▶ _MATERIAL TO PROCESS_:
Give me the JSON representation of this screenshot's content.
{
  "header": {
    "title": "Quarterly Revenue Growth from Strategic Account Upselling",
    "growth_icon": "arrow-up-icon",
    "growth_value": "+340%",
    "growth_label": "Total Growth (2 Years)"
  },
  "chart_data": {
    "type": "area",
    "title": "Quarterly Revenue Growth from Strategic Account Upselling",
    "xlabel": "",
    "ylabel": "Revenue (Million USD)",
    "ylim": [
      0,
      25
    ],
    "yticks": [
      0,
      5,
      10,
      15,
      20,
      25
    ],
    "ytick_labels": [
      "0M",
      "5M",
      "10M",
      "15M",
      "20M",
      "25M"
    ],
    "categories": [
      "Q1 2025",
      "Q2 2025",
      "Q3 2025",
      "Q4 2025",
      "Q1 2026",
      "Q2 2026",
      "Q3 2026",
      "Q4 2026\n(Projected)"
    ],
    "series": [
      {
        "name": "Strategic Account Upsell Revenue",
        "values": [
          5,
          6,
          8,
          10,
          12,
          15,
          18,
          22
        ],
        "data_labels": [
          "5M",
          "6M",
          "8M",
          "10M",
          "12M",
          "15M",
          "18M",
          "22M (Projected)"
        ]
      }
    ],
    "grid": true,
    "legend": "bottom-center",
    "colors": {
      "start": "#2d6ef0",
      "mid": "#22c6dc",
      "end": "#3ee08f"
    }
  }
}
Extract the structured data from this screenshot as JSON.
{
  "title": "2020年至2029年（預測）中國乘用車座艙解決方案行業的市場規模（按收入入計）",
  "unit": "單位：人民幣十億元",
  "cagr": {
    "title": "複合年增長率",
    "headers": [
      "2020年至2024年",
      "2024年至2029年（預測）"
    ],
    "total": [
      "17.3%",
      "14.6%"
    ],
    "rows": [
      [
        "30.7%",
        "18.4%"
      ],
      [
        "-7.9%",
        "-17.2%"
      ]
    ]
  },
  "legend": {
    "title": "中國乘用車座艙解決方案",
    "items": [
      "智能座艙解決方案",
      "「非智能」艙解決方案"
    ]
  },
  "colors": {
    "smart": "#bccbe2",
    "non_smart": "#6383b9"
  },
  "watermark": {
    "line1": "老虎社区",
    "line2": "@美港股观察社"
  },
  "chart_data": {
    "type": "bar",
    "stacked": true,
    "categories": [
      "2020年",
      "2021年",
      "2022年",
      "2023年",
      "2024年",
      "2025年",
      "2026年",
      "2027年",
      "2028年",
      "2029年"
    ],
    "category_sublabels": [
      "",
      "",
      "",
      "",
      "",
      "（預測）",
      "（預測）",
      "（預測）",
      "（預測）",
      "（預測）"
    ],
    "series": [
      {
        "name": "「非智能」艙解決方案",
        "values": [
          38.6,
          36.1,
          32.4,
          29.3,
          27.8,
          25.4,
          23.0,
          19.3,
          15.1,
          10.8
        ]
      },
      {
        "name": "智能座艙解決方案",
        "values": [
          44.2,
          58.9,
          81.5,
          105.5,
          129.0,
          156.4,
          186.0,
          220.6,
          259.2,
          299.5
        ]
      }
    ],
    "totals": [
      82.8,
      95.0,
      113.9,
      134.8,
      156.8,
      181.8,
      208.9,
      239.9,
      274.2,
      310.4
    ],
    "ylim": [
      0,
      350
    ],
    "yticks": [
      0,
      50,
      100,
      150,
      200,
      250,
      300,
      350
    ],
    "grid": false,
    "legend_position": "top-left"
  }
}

▶ _PROMPT_: Extract every entry in the listing word for word.

▶ _FULL OUTPUT_:
Give me the JSON representation of this screenshot's content.
{
  "header": {
    "title": "Quarterly Revenue Growth from Strategic Account Upselling",
    "growth_icon": "arrow-up-icon",
    "growth_value": "+340%",
    "growth_label": "Total Growth (2 Years)"
  },
  "chart_data": {
    "type": "area",
    "title": "Quarterly Revenue Growth from Strategic Account Upselling",
    "xlabel": "",
    "ylabel": "Revenue (Million USD)",
    "ylim": [
      0,
      25
    ],
    "yticks": [
      0,
      5,
      10,
      15,
      20,
      25
    ],
    "ytick_labels": [
      "0M",
      "5M",
      "10M",
      "15M",
      "20M",
      "25M"
    ],
    "categories": [
      "Q1 2025",
      "Q2 2025",
      "Q3 2025",
      "Q4 2025",
      "Q1 2026",
      "Q2 2026",
      "Q3 2026",
      "Q4 2026\n(Projected)"
    ],
    "series": [
      {
        "name": "Strategic Account Upsell Revenue",
        "values": [
          5,
          6,
          8,
          10,
          12,
          15,
          18,
          22
        ],
        "data_labels": [
          "5M",
          "6M",
          "8M",
          "10M",
          "12M",
          "15M",
          "18M",
          "22M (Projected)"
        ]
      }
    ],
    "grid": true,
    "legend": "bottom-center",
    "colors": {
      "start": "#2d6ef0",
      "mid": "#22c6dc",
      "end": "#3ee08f"
    }
  }
}
Extract the structured data from this screenshot as JSON.
{
  "title": "2020年至2029年（預測）中國乘用車座艙解決方案行業的市場規模（按收入入計）",
  "unit": "單位：人民幣十億元",
  "cagr": {
    "title": "複合年增長率",
    "headers": [
      "2020年至2024年",
      "2024年至2029年（預測）"
    ],
    "total": [
      "17.3%",
      "14.6%"
    ],
    "rows": [
      [
        "30.7%",
        "18.4%"
      ],
      [
        "-7.9%",
        "-17.2%"
      ]
    ]
  },
  "legend": {
    "title": "中國乘用車座艙解決方案",
    "items": [
      "智能座艙解決方案",
      "「非智能」艙解決方案"
    ]
  },
  "colors": {
    "smart": "#bccbe2",
    "non_smart": "#6383b9"
  },
  "watermark": {
    "line1": "老虎社区",
    "line2": "@美港股观察社"
  },
  "chart_data": {
    "type": "bar",
    "stacked": true,
    "categories": [
      "2020年",
      "2021年",
      "2022年",
      "2023年",
      "2024年",
      "2025年",
      "2026年",
      "2027年",
      "2028年",
      "2029年"
    ],
    "category_sublabels": [
      "",
      "",
      "",
      "",
      "",
      "（預測）",
      "（預測）",
      "（預測）",
      "（預測）",
      "（預測）"
    ],
    "series": [
      {
        "name": "「非智能」艙解決方案",
        "values": [
          38.6,
          36.1,
          32.4,
          29.3,
          27.8,
          25.4,
          23.0,
          19.3,
          15.1,
          10.8
        ]
      },
      {
        "name": "智能座艙解決方案",
        "values": [
          44.2,
          58.9,
          81.5,
          105.5,
          129.0,
          156.4,
          186.0,
          220.6,
          259.2,
          299.5
        ]
      }
    ],
    "totals": [
      82.8,
      95.0,
      113.9,
      134.8,
      156.8,
      181.8,
      208.9,
      239.9,
      274.2,
      310.4
    ],
    "ylim": [
      0,
      350
    ],
    "yticks": [
      0,
      50,
      100,
      150,
      200,
      250,
      300,
      350
    ],
    "grid": false,
    "legend_position": "top-left"
  }
}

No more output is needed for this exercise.